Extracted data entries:
%%

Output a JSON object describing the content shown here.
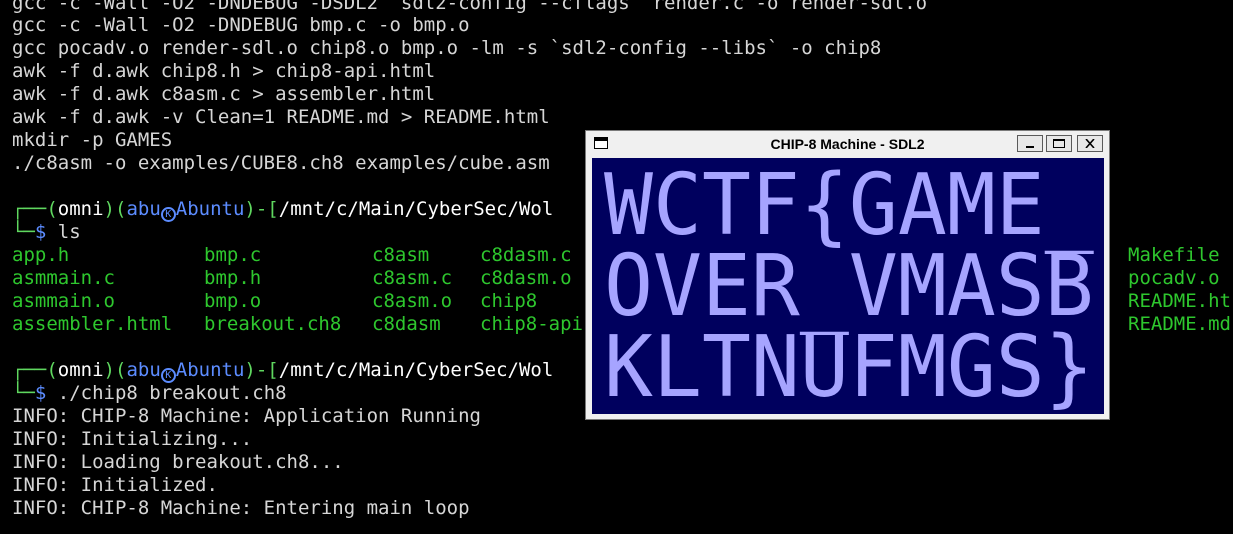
{
  "terminal": {
    "build_lines": [
      "gcc -c -Wall -O2 -DNDEBUG -DSDL2 `sdl2-config --cflags` render.c -o render-sdl.o",
      "gcc -c -Wall -O2 -DNDEBUG bmp.c -o bmp.o",
      "gcc pocadv.o render-sdl.o chip8.o bmp.o -lm -s `sdl2-config --libs` -o chip8",
      "awk -f d.awk chip8.h > chip8-api.html",
      "awk -f d.awk c8asm.c > assembler.html",
      "awk -f d.awk -v Clean=1 README.md > README.html",
      "mkdir -p GAMES",
      "./c8asm -o examples/CUBE8.ch8 examples/cube.asm"
    ],
    "prompt1": {
      "corner": "┌──",
      "open_paren": "(",
      "env": "omni",
      "close_paren": ")",
      "user": "abu",
      "host": "Abuntu",
      "dash_bracket": ")-[",
      "path": "/mnt/c/Main/CyberSec/Wol",
      "arrow": "└─",
      "dollar": "$",
      "command": "ls"
    },
    "ls_rows": [
      [
        "app.h",
        "bmp.c",
        "c8asm",
        "c8dasm.c",
        "Makefile"
      ],
      [
        "asmmain.c",
        "bmp.h",
        "c8asm.c",
        "c8dasm.o",
        "pocadv.o"
      ],
      [
        "asmmain.o",
        "bmp.o",
        "c8asm.o",
        "chip8",
        "README.ht"
      ],
      [
        "assembler.html",
        "breakout.ch8",
        "c8dasm",
        "chip8-api",
        "README.md"
      ]
    ],
    "prompt2": {
      "corner": "┌──",
      "open_paren": "(",
      "env": "omni",
      "close_paren": ")",
      "user": "abu",
      "host": "Abuntu",
      "dash_bracket": ")-[",
      "path": "/mnt/c/Main/CyberSec/Wol",
      "arrow": "└─",
      "dollar": "$",
      "command": "./chip8 breakout.ch8"
    },
    "output_lines": [
      "INFO: CHIP-8 Machine: Application Running",
      "INFO: Initializing...",
      "INFO: Loading breakout.ch8...",
      "INFO: Initialized.",
      "INFO: CHIP-8 Machine: Entering main loop"
    ]
  },
  "sdl_window": {
    "title": "CHIP-8 Machine - SDL2",
    "screen_lines": [
      "WCTF{GAME_",
      "OVER_VMASB",
      "KLTNUFMGS}"
    ],
    "colors": {
      "background": "#00005e",
      "foreground": "#a6a4ff"
    }
  }
}
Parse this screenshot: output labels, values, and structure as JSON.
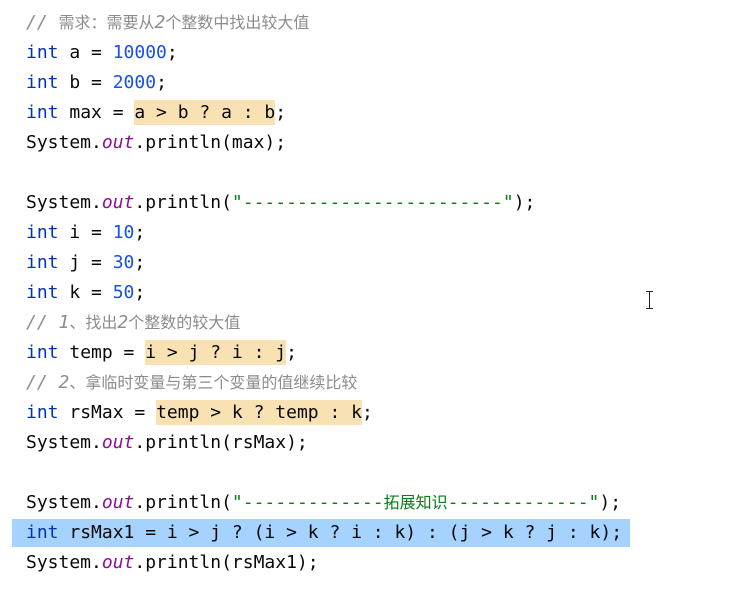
{
  "editor": {
    "lines": [
      [
        {
          "t": "// 需求：需要从2个整数中找出较大值",
          "c": "cmt"
        }
      ],
      [
        {
          "t": "int",
          "c": "kw"
        },
        {
          "t": " a = "
        },
        {
          "t": "10000",
          "c": "num"
        },
        {
          "t": ";"
        }
      ],
      [
        {
          "t": "int",
          "c": "kw"
        },
        {
          "t": " b = "
        },
        {
          "t": "2000",
          "c": "num"
        },
        {
          "t": ";"
        }
      ],
      [
        {
          "t": "int",
          "c": "kw"
        },
        {
          "t": " max = "
        },
        {
          "t": "a > b ? a : b",
          "c": "hl"
        },
        {
          "t": ";"
        }
      ],
      [
        {
          "t": "System."
        },
        {
          "t": "out",
          "c": "fld"
        },
        {
          "t": ".println(max);"
        }
      ],
      [],
      [
        {
          "t": "System."
        },
        {
          "t": "out",
          "c": "fld"
        },
        {
          "t": ".println("
        },
        {
          "t": "\"------------------------\"",
          "c": "str"
        },
        {
          "t": ");"
        }
      ],
      [
        {
          "t": "int",
          "c": "kw"
        },
        {
          "t": " i = "
        },
        {
          "t": "10",
          "c": "num"
        },
        {
          "t": ";"
        }
      ],
      [
        {
          "t": "int",
          "c": "kw"
        },
        {
          "t": " j = "
        },
        {
          "t": "30",
          "c": "num"
        },
        {
          "t": ";"
        }
      ],
      [
        {
          "t": "int",
          "c": "kw"
        },
        {
          "t": " k = "
        },
        {
          "t": "50",
          "c": "num"
        },
        {
          "t": ";"
        }
      ],
      [
        {
          "t": "// 1、找出2个整数的较大值",
          "c": "cmt"
        }
      ],
      [
        {
          "t": "int",
          "c": "kw"
        },
        {
          "t": " temp = "
        },
        {
          "t": "i > j ? i : j",
          "c": "hl"
        },
        {
          "t": ";"
        }
      ],
      [
        {
          "t": "// 2、拿临时变量与第三个变量的值继续比较",
          "c": "cmt"
        }
      ],
      [
        {
          "t": "int",
          "c": "kw"
        },
        {
          "t": " rsMax = "
        },
        {
          "t": "temp > k ? temp : k",
          "c": "hl"
        },
        {
          "t": ";"
        }
      ],
      [
        {
          "t": "System."
        },
        {
          "t": "out",
          "c": "fld"
        },
        {
          "t": ".println(rsMax);"
        }
      ],
      [],
      [
        {
          "t": "System."
        },
        {
          "t": "out",
          "c": "fld"
        },
        {
          "t": ".println("
        },
        {
          "t": "\"-------------拓展知识-------------\"",
          "c": "str"
        },
        {
          "t": ");"
        }
      ],
      [
        {
          "t": "int",
          "c": "kw"
        },
        {
          "t": " rsMax1 = i > j ? (i > k ? i : k) : (j > k ? j : k);"
        }
      ],
      [
        {
          "t": "System."
        },
        {
          "t": "out",
          "c": "fld"
        },
        {
          "t": ".println(rsMax1);"
        }
      ]
    ],
    "active_line_index": 17
  }
}
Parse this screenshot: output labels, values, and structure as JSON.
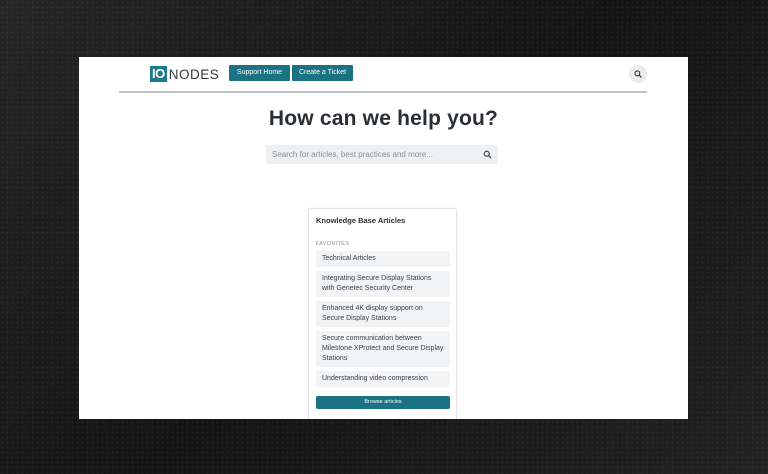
{
  "header": {
    "logo_mark": "IO",
    "logo_text": "NODES",
    "nav": [
      {
        "label": "Support Home"
      },
      {
        "label": "Create a Ticket"
      }
    ],
    "search_icon": "search-icon"
  },
  "hero": {
    "title": "How can we help you?",
    "search_placeholder": "Search for articles, best practices and more...",
    "search_icon": "search-icon"
  },
  "knowledge_base": {
    "title": "Knowledge Base Articles",
    "section_label": "FAVORITES",
    "items": [
      {
        "label": "Technical Articles"
      },
      {
        "label": "Integrating Secure Display Stations with Genetec Security Center"
      },
      {
        "label": "Enhanced 4K display support on Secure Display Stations"
      },
      {
        "label": "Secure communication between Milestone XProtect and Secure Display Stations"
      },
      {
        "label": "Understanding video compression"
      }
    ],
    "button_label": "Browse articles"
  },
  "colors": {
    "brand": "#1a7282",
    "logo": "#1d7a8c",
    "title_text": "#2b2f33",
    "item_bg": "#f2f3f5"
  }
}
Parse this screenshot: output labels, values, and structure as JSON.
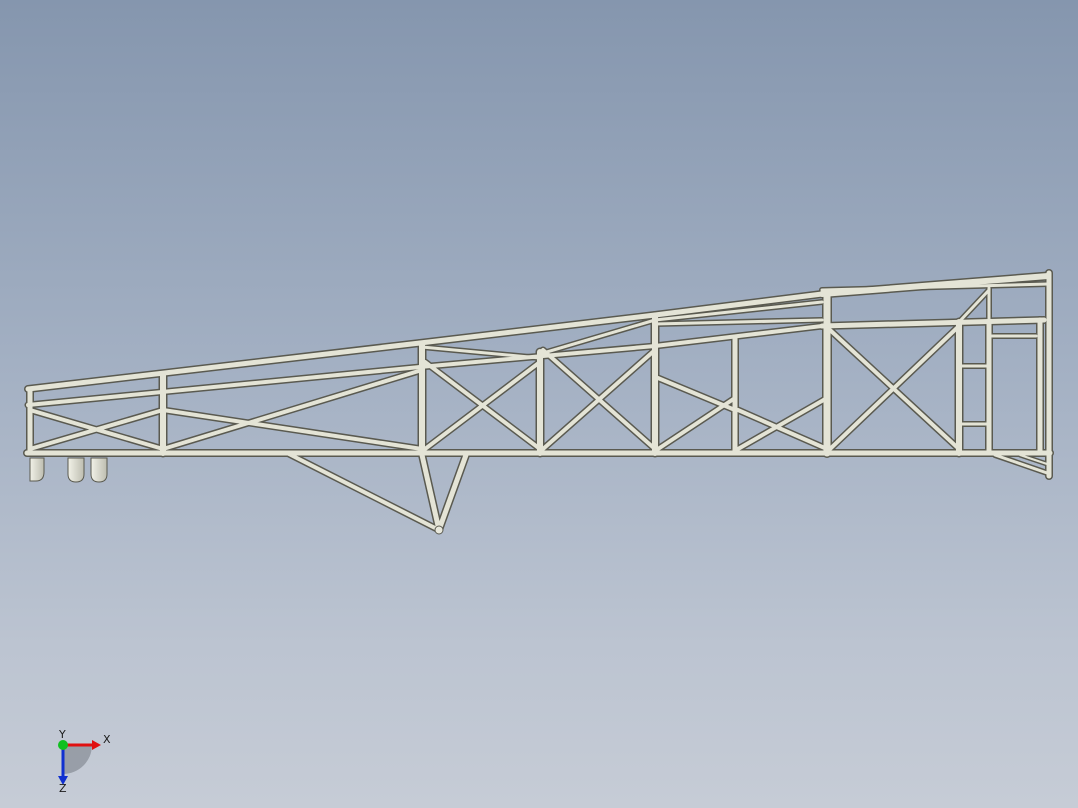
{
  "viewport": {
    "background_top": "#8596ae",
    "background_bottom": "#c6ccd6",
    "tube_color": "#e4e4d6",
    "tube_edge_color": "#5a5a50"
  },
  "model": {
    "type": "truss-frame",
    "icon": "truss-model-icon"
  },
  "triad": {
    "x_label": "X",
    "y_label": "Y",
    "z_label": "Z",
    "x_color": "#e01010",
    "y_color": "#10c020",
    "z_color": "#1030d0"
  }
}
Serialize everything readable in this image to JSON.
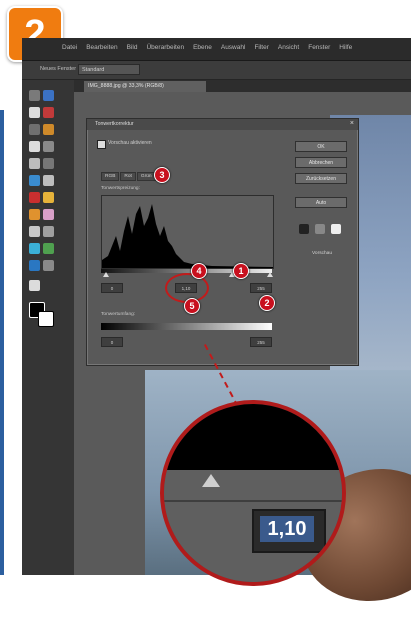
{
  "step": "2",
  "menu": {
    "items": [
      "Datei",
      "Bearbeiten",
      "Bild",
      "Überarbeiten",
      "Ebene",
      "Auswahl",
      "Filter",
      "Ansicht",
      "Fenster",
      "Hilfe"
    ]
  },
  "options_bar": {
    "label": "Neues Fenster",
    "dropdown": "Standard"
  },
  "document_tab": "IMG_8888.jpg @ 33,3% (RGB/8)",
  "dialog": {
    "title": "Tonwertkorrektur",
    "checkbox_label": "Vorschau aktivieren",
    "buttons": [
      "OK",
      "Abbrechen",
      "Zurücksetzen",
      "Auto"
    ],
    "channel_tabs": [
      "RGB",
      "Rot",
      "Grün"
    ],
    "input_label": "Tonwertspreizung:",
    "input_values": [
      "0",
      "1,10",
      "255"
    ],
    "output_label": "Tonwertumfang:",
    "output_values": [
      "0",
      "255"
    ],
    "preview_label": "Vorschau"
  },
  "callouts": [
    "1",
    "2",
    "3",
    "4",
    "5"
  ],
  "zoom_value": "1,10",
  "colors": {
    "badge": "#f07c10",
    "callout": "#c8101e",
    "zoom_border": "#b01b1b",
    "highlight": "#3a5a8c"
  }
}
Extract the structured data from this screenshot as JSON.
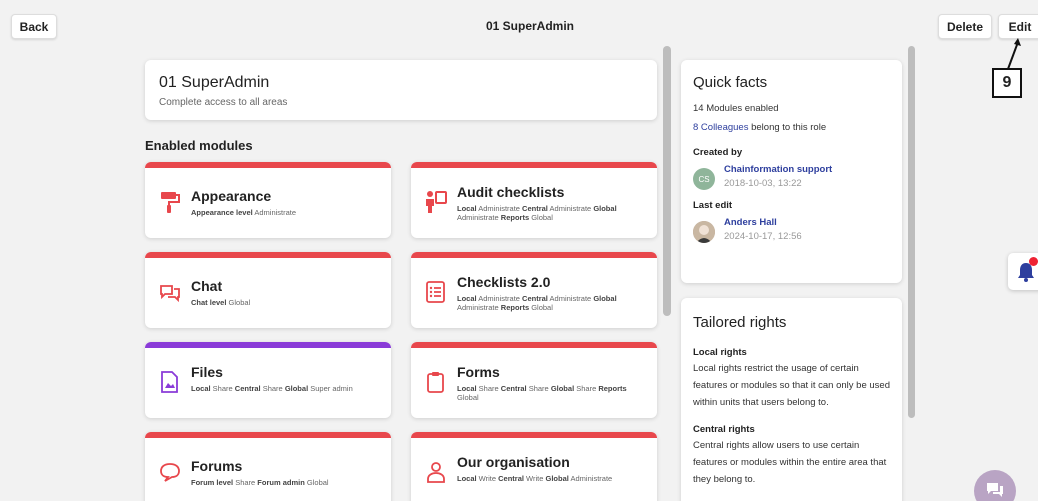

%%

STATED GOAL:
Gather each line in these records that contains the string "Machine".

ANSWER FOR THE TASK:
      "INFO: CHIP-8 Machine: Application Running",
      "INFO: CHIP-8 Machine: Entering main loop"
    "title": "CHIP-8 Machine - SDL2",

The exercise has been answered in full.